_SHORT TASK_.
Go through the listing below and list every line with "title".

_SOURCE MATERIAL_.
************
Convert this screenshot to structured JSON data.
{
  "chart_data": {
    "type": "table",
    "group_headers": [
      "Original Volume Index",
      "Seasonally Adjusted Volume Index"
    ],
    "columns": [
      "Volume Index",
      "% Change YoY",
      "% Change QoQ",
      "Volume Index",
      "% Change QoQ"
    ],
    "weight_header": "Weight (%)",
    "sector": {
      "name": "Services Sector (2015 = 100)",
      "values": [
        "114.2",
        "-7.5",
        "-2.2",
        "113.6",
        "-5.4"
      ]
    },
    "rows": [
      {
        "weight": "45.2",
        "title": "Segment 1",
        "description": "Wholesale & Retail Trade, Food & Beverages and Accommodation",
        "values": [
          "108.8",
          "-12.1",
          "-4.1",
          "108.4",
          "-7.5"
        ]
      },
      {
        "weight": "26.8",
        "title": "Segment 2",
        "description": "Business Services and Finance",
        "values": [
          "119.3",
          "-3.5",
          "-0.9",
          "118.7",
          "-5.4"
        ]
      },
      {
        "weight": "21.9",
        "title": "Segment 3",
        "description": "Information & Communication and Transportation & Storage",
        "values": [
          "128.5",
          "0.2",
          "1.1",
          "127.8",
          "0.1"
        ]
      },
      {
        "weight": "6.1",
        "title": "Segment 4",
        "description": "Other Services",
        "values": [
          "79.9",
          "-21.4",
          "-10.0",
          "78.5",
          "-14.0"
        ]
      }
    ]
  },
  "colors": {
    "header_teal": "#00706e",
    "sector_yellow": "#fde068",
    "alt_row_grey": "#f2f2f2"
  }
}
************
_RESULT OF THE TASK_.
        "title": "Segment 1",
        "title": "Segment 2",
        "title": "Segment 3",
        "title": "Segment 4",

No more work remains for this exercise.